PROBLEM DESCRIPTION -
Answer with a single number: the count of lines that hold "title".

start RECORDS FOR PROCESSING

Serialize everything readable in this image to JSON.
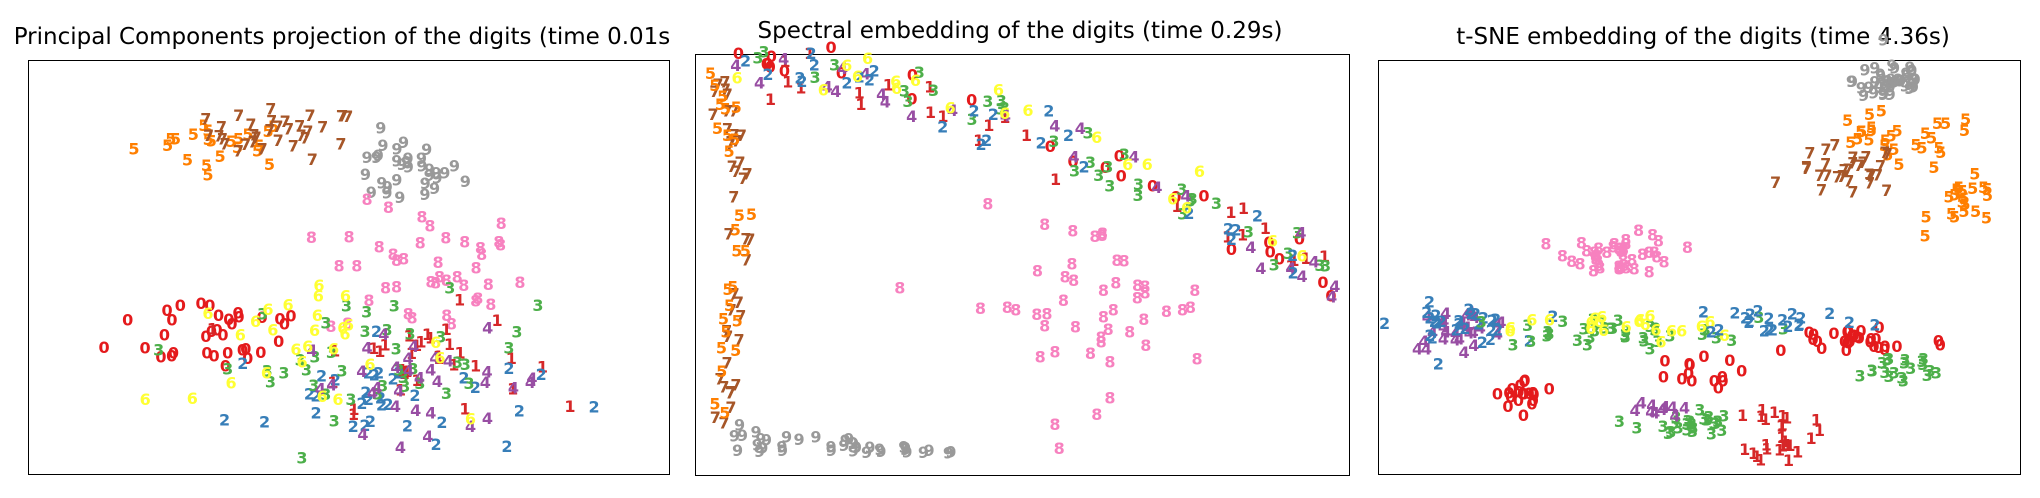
{
  "palette": {
    "0": "#e41a1c",
    "1": "#d62728",
    "2": "#377eb8",
    "3": "#4daf4a",
    "4": "#984ea3",
    "5": "#ff7f00",
    "6": "#ffff33",
    "7": "#a65628",
    "8": "#f781bf",
    "9": "#999999"
  },
  "chart_data": [
    {
      "type": "scatter",
      "title": "Principal Components projection of the digits (time 0.01s",
      "xlim": [
        0,
        1
      ],
      "ylim": [
        0,
        1
      ],
      "xticks": [],
      "yticks": [],
      "grid": false,
      "legend": "none",
      "clusters": [
        {
          "digit": "5",
          "cx": 0.3,
          "cy": 0.8,
          "sx": 0.11,
          "sy": 0.05,
          "n": 22
        },
        {
          "digit": "7",
          "cx": 0.4,
          "cy": 0.82,
          "sx": 0.1,
          "sy": 0.05,
          "n": 34
        },
        {
          "digit": "9",
          "cx": 0.58,
          "cy": 0.73,
          "sx": 0.08,
          "sy": 0.07,
          "n": 32
        },
        {
          "digit": "8",
          "cx": 0.62,
          "cy": 0.48,
          "sx": 0.13,
          "sy": 0.14,
          "n": 42
        },
        {
          "digit": "0",
          "cx": 0.3,
          "cy": 0.35,
          "sx": 0.14,
          "sy": 0.09,
          "n": 34
        },
        {
          "digit": "1",
          "cx": 0.6,
          "cy": 0.28,
          "sx": 0.15,
          "sy": 0.1,
          "n": 34
        },
        {
          "digit": "2",
          "cx": 0.55,
          "cy": 0.18,
          "sx": 0.2,
          "sy": 0.12,
          "n": 34
        },
        {
          "digit": "3",
          "cx": 0.55,
          "cy": 0.28,
          "sx": 0.2,
          "sy": 0.12,
          "n": 40
        },
        {
          "digit": "4",
          "cx": 0.62,
          "cy": 0.22,
          "sx": 0.17,
          "sy": 0.1,
          "n": 32
        },
        {
          "digit": "6",
          "cx": 0.42,
          "cy": 0.3,
          "sx": 0.2,
          "sy": 0.11,
          "n": 28
        }
      ]
    },
    {
      "type": "scatter",
      "title": "Spectral embedding of the digits (time 0.29s)",
      "xlim": [
        0,
        1
      ],
      "ylim": [
        0,
        1
      ],
      "xticks": [],
      "yticks": [],
      "grid": false,
      "legend": "none",
      "clusters": [
        {
          "digit": "7",
          "path": "left",
          "n": 40
        },
        {
          "digit": "5",
          "path": "left",
          "n": 26
        },
        {
          "digit": "9",
          "path": "bottom",
          "n": 36
        },
        {
          "digit": "0",
          "path": "arc",
          "n": 26
        },
        {
          "digit": "1",
          "path": "arc",
          "n": 26
        },
        {
          "digit": "3",
          "path": "arc",
          "n": 34
        },
        {
          "digit": "4",
          "path": "arc",
          "n": 26
        },
        {
          "digit": "2",
          "path": "arc",
          "n": 26
        },
        {
          "digit": "6",
          "path": "arc",
          "n": 20
        },
        {
          "digit": "8",
          "cx": 0.6,
          "cy": 0.4,
          "sx": 0.16,
          "sy": 0.18,
          "n": 48
        }
      ]
    },
    {
      "type": "scatter",
      "title": "t-SNE embedding of the digits (time 4.36s)",
      "xlim": [
        0,
        1
      ],
      "ylim": [
        0,
        1
      ],
      "xticks": [],
      "yticks": [],
      "grid": false,
      "legend": "none",
      "clusters": [
        {
          "digit": "9",
          "cx": 0.8,
          "cy": 0.95,
          "sx": 0.05,
          "sy": 0.05,
          "n": 40
        },
        {
          "digit": "5",
          "cx": 0.8,
          "cy": 0.8,
          "sx": 0.12,
          "sy": 0.06,
          "n": 28
        },
        {
          "digit": "7",
          "cx": 0.73,
          "cy": 0.73,
          "sx": 0.07,
          "sy": 0.05,
          "n": 30
        },
        {
          "digit": "5",
          "cx": 0.92,
          "cy": 0.65,
          "sx": 0.05,
          "sy": 0.05,
          "n": 20
        },
        {
          "digit": "8",
          "cx": 0.38,
          "cy": 0.53,
          "sx": 0.07,
          "sy": 0.04,
          "n": 42
        },
        {
          "digit": "4",
          "cx": 0.13,
          "cy": 0.35,
          "sx": 0.07,
          "sy": 0.04,
          "n": 28
        },
        {
          "digit": "2",
          "cx": 0.12,
          "cy": 0.36,
          "sx": 0.08,
          "sy": 0.04,
          "n": 28
        },
        {
          "digit": "3",
          "cx": 0.35,
          "cy": 0.34,
          "sx": 0.2,
          "sy": 0.03,
          "n": 36
        },
        {
          "digit": "6",
          "cx": 0.38,
          "cy": 0.35,
          "sx": 0.14,
          "sy": 0.03,
          "n": 22
        },
        {
          "digit": "0",
          "cx": 0.75,
          "cy": 0.32,
          "sx": 0.12,
          "sy": 0.04,
          "n": 30
        },
        {
          "digit": "2",
          "cx": 0.62,
          "cy": 0.37,
          "sx": 0.12,
          "sy": 0.03,
          "n": 22
        },
        {
          "digit": "0",
          "cx": 0.23,
          "cy": 0.19,
          "sx": 0.04,
          "sy": 0.03,
          "n": 20
        },
        {
          "digit": "3",
          "cx": 0.48,
          "cy": 0.12,
          "sx": 0.06,
          "sy": 0.03,
          "n": 26
        },
        {
          "digit": "1",
          "cx": 0.63,
          "cy": 0.1,
          "sx": 0.04,
          "sy": 0.06,
          "n": 28
        },
        {
          "digit": "3",
          "cx": 0.8,
          "cy": 0.25,
          "sx": 0.08,
          "sy": 0.04,
          "n": 20
        },
        {
          "digit": "0",
          "cx": 0.48,
          "cy": 0.24,
          "sx": 0.07,
          "sy": 0.03,
          "n": 14
        },
        {
          "digit": "4",
          "cx": 0.42,
          "cy": 0.15,
          "sx": 0.04,
          "sy": 0.03,
          "n": 10
        }
      ]
    }
  ]
}
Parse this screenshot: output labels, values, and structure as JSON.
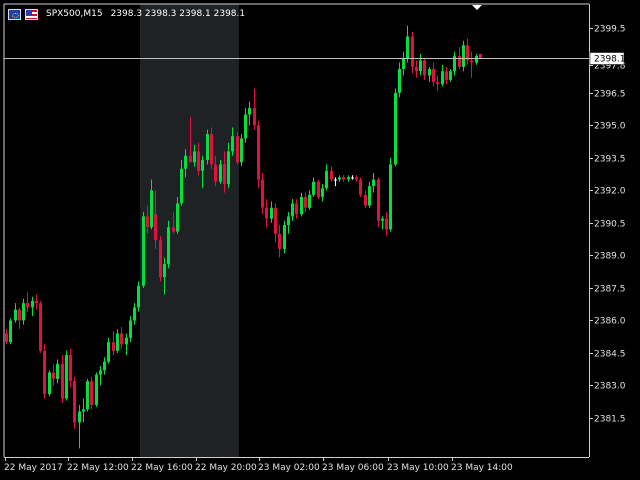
{
  "header": {
    "symbol": "SPX500,M15",
    "ohlc": "2398.3 2398.3 2398.1 2398.1"
  },
  "price_marker": "2398.1",
  "colors": {
    "background": "#000000",
    "bull": "#00e040",
    "bear": "#e01040",
    "doji": "#ffffff",
    "session_shade": "#1e2224",
    "axis": "#cfcfcf",
    "price_line": "#c0c0c0"
  },
  "chart_data": {
    "type": "candlestick",
    "ylim": [
      2379.7,
      2400.6
    ],
    "y_ticks": [
      "2399.5",
      "2397.8",
      "2396.5",
      "2395.0",
      "2393.5",
      "2392.0",
      "2390.5",
      "2389.0",
      "2387.5",
      "2386.0",
      "2384.5",
      "2383.0",
      "2381.5"
    ],
    "x_ticks": [
      "22 May 2017",
      "22 May 12:00",
      "22 May 16:00",
      "22 May 20:00",
      "23 May 02:00",
      "23 May 06:00",
      "23 May 10:00",
      "23 May 14:00"
    ],
    "last_price": 2398.1,
    "highlight_session": [
      "22 May 16:00",
      "22 May 20:00"
    ],
    "candles": [
      [
        2385.4,
        2385.6,
        2384.9,
        2385.0
      ],
      [
        2385.0,
        2386.1,
        2384.9,
        2386.0
      ],
      [
        2386.0,
        2386.8,
        2385.9,
        2386.5
      ],
      [
        2386.5,
        2386.6,
        2385.6,
        2386.0
      ],
      [
        2386.0,
        2387.0,
        2385.8,
        2386.8
      ],
      [
        2386.8,
        2387.3,
        2386.4,
        2386.6
      ],
      [
        2386.6,
        2387.1,
        2386.2,
        2386.9
      ],
      [
        2386.9,
        2387.2,
        2386.5,
        2386.8
      ],
      [
        2386.8,
        2386.9,
        2384.5,
        2384.6
      ],
      [
        2384.6,
        2384.9,
        2382.4,
        2382.6
      ],
      [
        2382.6,
        2383.7,
        2382.5,
        2383.6
      ],
      [
        2383.6,
        2384.0,
        2383.0,
        2383.3
      ],
      [
        2383.3,
        2384.2,
        2383.1,
        2384.0
      ],
      [
        2384.0,
        2384.4,
        2382.2,
        2382.4
      ],
      [
        2382.4,
        2384.6,
        2382.3,
        2384.4
      ],
      [
        2384.4,
        2384.7,
        2382.9,
        2383.2
      ],
      [
        2383.2,
        2383.4,
        2381.0,
        2381.3
      ],
      [
        2381.3,
        2382.1,
        2380.1,
        2381.8
      ],
      [
        2381.8,
        2382.4,
        2381.3,
        2381.9
      ],
      [
        2381.9,
        2383.3,
        2381.8,
        2383.2
      ],
      [
        2383.2,
        2383.4,
        2381.9,
        2382.1
      ],
      [
        2382.1,
        2383.6,
        2382.0,
        2383.5
      ],
      [
        2383.5,
        2383.9,
        2383.0,
        2383.7
      ],
      [
        2383.7,
        2384.3,
        2383.5,
        2384.1
      ],
      [
        2384.1,
        2385.2,
        2384.0,
        2385.0
      ],
      [
        2385.0,
        2385.5,
        2384.4,
        2384.6
      ],
      [
        2384.6,
        2385.6,
        2384.5,
        2385.4
      ],
      [
        2385.4,
        2385.7,
        2384.7,
        2384.9
      ],
      [
        2384.9,
        2385.4,
        2384.4,
        2385.2
      ],
      [
        2385.2,
        2386.2,
        2385.0,
        2386.0
      ],
      [
        2386.0,
        2386.8,
        2385.8,
        2386.6
      ],
      [
        2386.6,
        2387.8,
        2386.4,
        2387.6
      ],
      [
        2387.6,
        2391.0,
        2387.5,
        2390.8
      ],
      [
        2390.8,
        2391.3,
        2390.0,
        2390.3
      ],
      [
        2390.3,
        2392.5,
        2390.2,
        2392.0
      ],
      [
        2390.9,
        2392.0,
        2389.3,
        2389.7
      ],
      [
        2389.7,
        2389.9,
        2387.8,
        2388.0
      ],
      [
        2388.0,
        2388.9,
        2387.2,
        2388.6
      ],
      [
        2388.6,
        2390.6,
        2388.4,
        2390.3
      ],
      [
        2390.3,
        2391.0,
        2390.0,
        2390.1
      ],
      [
        2390.1,
        2391.7,
        2390.0,
        2391.4
      ],
      [
        2391.4,
        2393.4,
        2391.3,
        2393.0
      ],
      [
        2393.0,
        2393.9,
        2392.6,
        2393.6
      ],
      [
        2393.6,
        2395.4,
        2393.4,
        2393.3
      ],
      [
        2393.3,
        2394.1,
        2393.1,
        2393.8
      ],
      [
        2393.8,
        2394.2,
        2392.7,
        2392.9
      ],
      [
        2392.9,
        2393.6,
        2392.1,
        2393.4
      ],
      [
        2393.4,
        2394.8,
        2393.2,
        2394.6
      ],
      [
        2394.6,
        2394.9,
        2393.0,
        2393.2
      ],
      [
        2393.2,
        2393.6,
        2392.2,
        2392.4
      ],
      [
        2392.4,
        2393.4,
        2392.3,
        2393.2
      ],
      [
        2393.2,
        2393.8,
        2391.9,
        2392.3
      ],
      [
        2392.3,
        2394.2,
        2392.1,
        2393.8
      ],
      [
        2393.8,
        2394.9,
        2393.6,
        2394.5
      ],
      [
        2394.5,
        2394.7,
        2393.2,
        2393.3
      ],
      [
        2393.3,
        2394.6,
        2393.1,
        2394.4
      ],
      [
        2394.4,
        2395.8,
        2394.2,
        2395.5
      ],
      [
        2395.5,
        2396.1,
        2395.0,
        2395.8
      ],
      [
        2395.8,
        2396.7,
        2394.8,
        2395.0
      ],
      [
        2395.0,
        2395.2,
        2392.1,
        2392.5
      ],
      [
        2392.5,
        2392.8,
        2390.9,
        2391.2
      ],
      [
        2391.2,
        2391.6,
        2390.3,
        2390.7
      ],
      [
        2390.7,
        2391.5,
        2390.5,
        2391.2
      ],
      [
        2391.2,
        2391.4,
        2389.6,
        2390.0
      ],
      [
        2390.0,
        2390.4,
        2388.9,
        2389.3
      ],
      [
        2389.3,
        2390.6,
        2389.1,
        2390.4
      ],
      [
        2390.4,
        2391.0,
        2390.0,
        2390.8
      ],
      [
        2390.8,
        2391.6,
        2390.6,
        2391.4
      ],
      [
        2391.4,
        2391.6,
        2390.7,
        2390.9
      ],
      [
        2390.9,
        2391.9,
        2390.8,
        2391.7
      ],
      [
        2391.7,
        2391.9,
        2391.0,
        2391.2
      ],
      [
        2391.2,
        2392.0,
        2391.1,
        2391.8
      ],
      [
        2391.8,
        2392.6,
        2391.7,
        2392.4
      ],
      [
        2392.4,
        2392.5,
        2391.6,
        2391.7
      ],
      [
        2391.7,
        2392.3,
        2391.5,
        2392.1
      ],
      [
        2392.1,
        2393.2,
        2392.0,
        2392.9
      ],
      [
        2392.9,
        2393.1,
        2392.4,
        2392.5
      ],
      [
        2392.5,
        2392.6,
        2392.2,
        2392.5
      ],
      [
        2392.5,
        2392.7,
        2392.4,
        2392.6
      ],
      [
        2392.6,
        2392.7,
        2392.4,
        2392.5
      ],
      [
        2392.5,
        2392.7,
        2392.4,
        2392.6
      ],
      [
        2392.6,
        2392.7,
        2392.5,
        2392.6
      ],
      [
        2392.6,
        2392.7,
        2392.4,
        2392.5
      ],
      [
        2392.5,
        2392.6,
        2391.7,
        2391.8
      ],
      [
        2391.8,
        2392.0,
        2391.2,
        2391.3
      ],
      [
        2391.3,
        2392.4,
        2391.2,
        2392.2
      ],
      [
        2392.2,
        2392.8,
        2391.9,
        2392.5
      ],
      [
        2392.5,
        2392.6,
        2390.3,
        2390.6
      ],
      [
        2390.6,
        2390.8,
        2390.2,
        2390.7
      ],
      [
        2390.7,
        2391.0,
        2389.9,
        2390.2
      ],
      [
        2390.2,
        2393.5,
        2390.1,
        2393.2
      ],
      [
        2393.2,
        2396.7,
        2393.1,
        2396.5
      ],
      [
        2396.5,
        2397.9,
        2396.3,
        2397.6
      ],
      [
        2397.6,
        2398.4,
        2397.3,
        2398.1
      ],
      [
        2398.1,
        2399.6,
        2397.9,
        2399.1
      ],
      [
        2399.1,
        2399.3,
        2397.4,
        2397.7
      ],
      [
        2397.7,
        2398.0,
        2397.2,
        2397.5
      ],
      [
        2397.5,
        2398.3,
        2397.3,
        2398.0
      ],
      [
        2398.0,
        2398.1,
        2397.1,
        2397.3
      ],
      [
        2397.3,
        2397.7,
        2397.0,
        2397.6
      ],
      [
        2397.6,
        2397.9,
        2396.8,
        2397.0
      ],
      [
        2397.0,
        2397.3,
        2396.6,
        2396.9
      ],
      [
        2396.9,
        2397.8,
        2396.8,
        2397.5
      ],
      [
        2397.5,
        2397.7,
        2396.9,
        2397.1
      ],
      [
        2397.1,
        2397.6,
        2397.0,
        2397.5
      ],
      [
        2397.5,
        2398.4,
        2397.3,
        2398.2
      ],
      [
        2398.2,
        2398.6,
        2397.6,
        2397.7
      ],
      [
        2397.7,
        2398.9,
        2397.5,
        2398.7
      ],
      [
        2398.7,
        2399.0,
        2397.8,
        2398.0
      ],
      [
        2398.0,
        2398.4,
        2397.2,
        2397.9
      ],
      [
        2397.9,
        2398.3,
        2397.8,
        2398.2
      ],
      [
        2398.3,
        2398.3,
        2398.1,
        2398.1
      ]
    ]
  }
}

end RECORDS FOR PROCESSING

RESULT OF THE EXERCISE -
3